Problem to work on. Drop every picture and give the entries back exactly.

Available records.
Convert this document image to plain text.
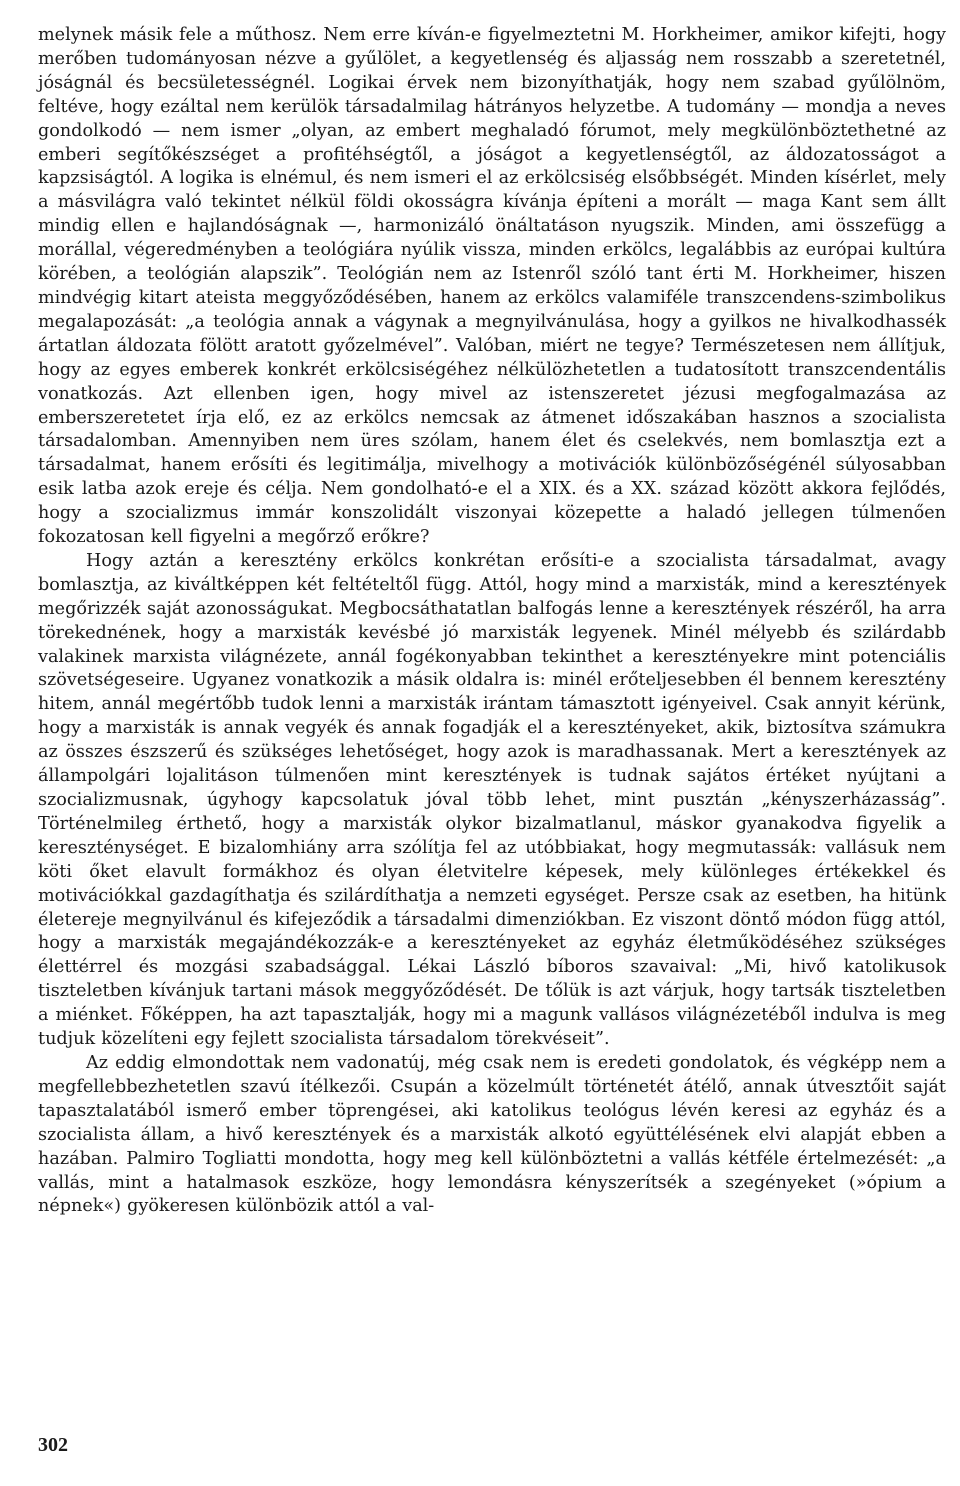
melynek másik fele a műthosz. Nem erre kíván-e figyelmeztetni M. Horkheimer, amikor kifejti, hogy merőben tudományosan nézve a gyűlölet, a kegyetlenség és aljasság nem rosszabb a szeretetnél, jóságnál és becsületességnél. Logikai érvek nem bizonyíthatják, hogy nem szabad gyűlölnöm, feltéve, hogy ezáltal nem kerülök társadalmilag hátrányos helyzetbe. A tudomány — mondja a neves gondolkodó — nem ismer „olyan, az embert meghaladó fórumot, mely megkülönböztethetné az emberi segítőkészséget a profitéhségtől, a jóságot a kegyetlenségtől, az áldozatosságot a kapzsiságtól. A logika is elnémul, és nem ismeri el az erkölcsiség elsőbbségét. Minden kísérlet, mely a másvilágra való tekintet nélkül földi okosságra kívánja építeni a morált — maga Kant sem állt mindig ellen e hajlandóságnak —, harmonizáló önáltatáson nyugszik. Minden, ami összefügg a morállal, végeredményben a teológiára nyúlik vissza, minden erkölcs, legalábbis az európai kultúra körében, a teológián alapszik”. Teológián nem az Istenről szóló tant érti M. Horkheimer, hiszen mindvégig kitart ateista meggyőződésében, hanem az erkölcs valamiféle transzcendens-szimbolikus megalapozását: „a teológia annak a vágynak a megnyilvánulása, hogy a gyilkos ne hivalkodhassék ártatlan áldozata fölött aratott győzelmével”. Valóban, miért ne tegye? Természetesen nem állítjuk, hogy az egyes emberek konkrét erkölcsiségéhez nélkülözhetetlen a tudatosított transzcendentális vonatkozás. Azt ellenben igen, hogy mivel az istenszeretet jézusi megfogalmazása az emberszeretetet írja elő, ez az erkölcs nemcsak az átmenet időszakában hasznos a szocialista társadalomban. Amennyiben nem üres szólam, hanem élet és cselekvés, nem bomlasztja ezt a társadalmat, hanem erősíti és legitimálja, mivelhogy a motivációk különbözőségénél súlyosabban esik latba azok ereje és célja. Nem gondolható-e el a XIX. és a XX. század között akkora fejlődés, hogy a szocializmus immár konszolidált viszonyai közepette a haladó jellegen túlmenően fokozatosan kell figyelni a megőrző erőkre?

Hogy aztán a keresztény erkölcs konkrétan erősíti-e a szocialista társadalmat, avagy bomlasztja, az kiváltképpen két feltételtől függ. Attól, hogy mind a marxisták, mind a keresztények megőrizzék saját azonosságukat. Megbocsáthatatlan balfogás lenne a keresztények részéről, ha arra törekednének, hogy a marxisták kevésbé jó marxisták legyenek. Minél mélyebb és szilárdabb valakinek marxista világnézete, annál fogékonyabban tekinthet a keresztényekre mint potenciális szövetségeseire. Ugyanez vonatkozik a másik oldalra is: minél erőteljesebben él bennem keresztény hitem, annál megértőbb tudok lenni a marxisták irántam támasztott igényeivel. Csak annyit kérünk, hogy a marxisták is annak vegyék és annak fogadják el a keresztényeket, akik, biztosítva számukra az összes észszerű és szükséges lehetőséget, hogy azok is maradhassanak. Mert a keresztények az állampolgári lojalitáson túlmenően mint keresztények is tudnak sajátos értéket nyújtani a szocializmusnak, úgyhogy kapcsolatuk jóval több lehet, mint pusztán „kényszerházasság”. Történelmileg érthető, hogy a marxisták olykor bizalmatlanul, máskor gyanakodva figyelik a kereszténységet. E bizalomhiány arra szólítja fel az utóbbiakat, hogy megmutassák: vallásuk nem köti őket elavult formákhoz és olyan életvitelre képesek, mely különleges értékekkel és motivációkkal gazdagíthatja és szilárdíthatja a nemzeti egységet. Persze csak az esetben, ha hitünk életereje megnyilvánul és kifejeződik a társadalmi dimenziókban. Ez viszont döntő módon függ attól, hogy a marxisták megajándékozzák-e a keresztényeket az egyház életműködéséhez szükséges élettérrel és mozgási szabadsággal. Lékai László bíboros szavaival: „Mi, hivő katolikusok tiszteletben kívánjuk tartani mások meggyőződését. De tőlük is azt várjuk, hogy tartsák tiszteletben a miénket. Főképpen, ha azt tapasztalják, hogy mi a magunk vallásos világnézetéből indulva is meg tudjuk közelíteni egy fejlett szocialista társadalom törekvéseit”.

Az eddig elmondottak nem vadonatúj, még csak nem is eredeti gondolatok, és végképp nem a megfellebbezhetetlen szavú ítélkezői. Csupán a közelmúlt történetét átélő, annak útvesztőit saját tapasztalatából ismerő ember töprengései, aki katolikus teológus lévén keresi az egyház és a szocialista állam, a hivő keresztények és a marxisták alkotó együttélésének elvi alapját ebben a hazában. Palmiro Togliatti mondotta, hogy meg kell különböztetni a vallás kétféle értelmezését: „a vallás, mint a hatalmasok eszköze, hogy lemondásra kényszerítsék a szegényeket (»ópium a népnek«) gyökeresen különbözik attól a val-

302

Answer for the task.
Convert this document image to plain text.
melynek másik fele a műthosz. Nem erre kíván-e figyelmeztetni M. Horkheimer, amikor kifejti, hogy merőben tudományosan nézve a gyűlölet, a kegyetlenség és aljasság nem rosszabb a szeretetnél, jóságnál és becsületességnél. Logikai érvek nem bizonyíthatják, hogy nem szabad gyűlölnöm, feltéve, hogy ezáltal nem kerülök társadalmilag hátrányos helyzetbe. A tudomány — mondja a neves gondolkodó — nem ismer „olyan, az embert meghaladó fórumot, mely megkülönböztethetné az emberi segítőkészséget a profitéhségtől, a jóságot a kegyetlenségtől, az áldozatosságot a kapzsiságtól. A logika is elnémul, és nem ismeri el az erkölcsiség elsőbbségét. Minden kísérlet, mely a másvilágra való tekintet nélkül földi okosságra kívánja építeni a morált — maga Kant sem állt mindig ellen e hajlandóságnak —, harmonizáló önáltatáson nyugszik. Minden, ami összefügg a morállal, végeredményben a teológiára nyúlik vissza, minden erkölcs, legalábbis az európai kultúra körében, a teológián alapszik”. Teológián nem az Istenről szóló tant érti M. Horkheimer, hiszen mindvégig kitart ateista meggyőződésében, hanem az erkölcs valamiféle transzcendens-szimbolikus megalapozását: „a teológia annak a vágynak a megnyilvánulása, hogy a gyilkos ne hivalkodhassék ártatlan áldozata fölött aratott győzelmével”. Valóban, miért ne tegye? Természetesen nem állítjuk, hogy az egyes emberek konkrét erkölcsiségéhez nélkülözhetetlen a tudatosított transzcendentális vonatkozás. Azt ellenben igen, hogy mivel az istenszeretet jézusi megfogalmazása az emberszeretetet írja elő, ez az erkölcs nemcsak az átmenet időszakában hasznos a szocialista társadalomban. Amennyiben nem üres szólam, hanem élet és cselekvés, nem bomlasztja ezt a társadalmat, hanem erősíti és legitimálja, mivelhogy a motivációk különbözőségénél súlyosabban esik latba azok ereje és célja. Nem gondolható-e el a XIX. és a XX. század között akkora fejlődés, hogy a szocializmus immár konszolidált viszonyai közepette a haladó jellegen túlmenően fokozatosan kell figyelni a megőrző erőkre?

Hogy aztán a keresztény erkölcs konkrétan erősíti-e a szocialista társadalmat, avagy bomlasztja, az kiváltképpen két feltételtől függ. Attól, hogy mind a marxisták, mind a keresztények megőrizzék saját azonosságukat. Megbocsáthatatlan balfogás lenne a keresztények részéről, ha arra törekednének, hogy a marxisták kevésbé jó marxisták legyenek. Minél mélyebb és szilárdabb valakinek marxista világnézete, annál fogékonyabban tekinthet a keresztényekre mint potenciális szövetségeseire. Ugyanez vonatkozik a másik oldalra is: minél erőteljesebben él bennem keresztény hitem, annál megértőbb tudok lenni a marxisták irántam támasztott igényeivel. Csak annyit kérünk, hogy a marxisták is annak vegyék és annak fogadják el a keresztényeket, akik, biztosítva számukra az összes észszerű és szükséges lehetőséget, hogy azok is maradhassanak. Mert a keresztények az állampolgári lojalitáson túlmenően mint keresztények is tudnak sajátos értéket nyújtani a szocializmusnak, úgyhogy kapcsolatuk jóval több lehet, mint pusztán „kényszerházasság”. Történelmileg érthető, hogy a marxisták olykor bizalmatlanul, máskor gyanakodva figyelik a kereszténységet. E bizalomhiány arra szólítja fel az utóbbiakat, hogy megmutassák: vallásuk nem köti őket elavult formákhoz és olyan életvitelre képesek, mely különleges értékekkel és motivációkkal gazdagíthatja és szilárdíthatja a nemzeti egységet. Persze csak az esetben, ha hitünk életereje megnyilvánul és kifejeződik a társadalmi dimenziókban. Ez viszont döntő módon függ attól, hogy a marxisták megajándékozzák-e a keresztényeket az egyház életműködéséhez szükséges élettérrel és mozgási szabadsággal. Lékai László bíboros szavaival: „Mi, hivő katolikusok tiszteletben kívánjuk tartani mások meggyőződését. De tőlük is azt várjuk, hogy tartsák tiszteletben a miénket. Főképpen, ha azt tapasztalják, hogy mi a magunk vallásos világnézetéből indulva is meg tudjuk közelíteni egy fejlett szocialista társadalom törekvéseit”.

Az eddig elmondottak nem vadonatúj, még csak nem is eredeti gondolatok, és végképp nem a megfellebbezhetetlen szavú ítélkezői. Csupán a közelmúlt történetét átélő, annak útvesztőit saját tapasztalatából ismerő ember töprengései, aki katolikus teológus lévén keresi az egyház és a szocialista állam, a hivő keresztények és a marxisták alkotó együttélésének elvi alapját ebben a hazában. Palmiro Togliatti mondotta, hogy meg kell különböztetni a vallás kétféle értelmezését: „a vallás, mint a hatalmasok eszköze, hogy lemondásra kényszerítsék a szegényeket (»ópium a népnek«) gyökeresen különbözik attól a val-

302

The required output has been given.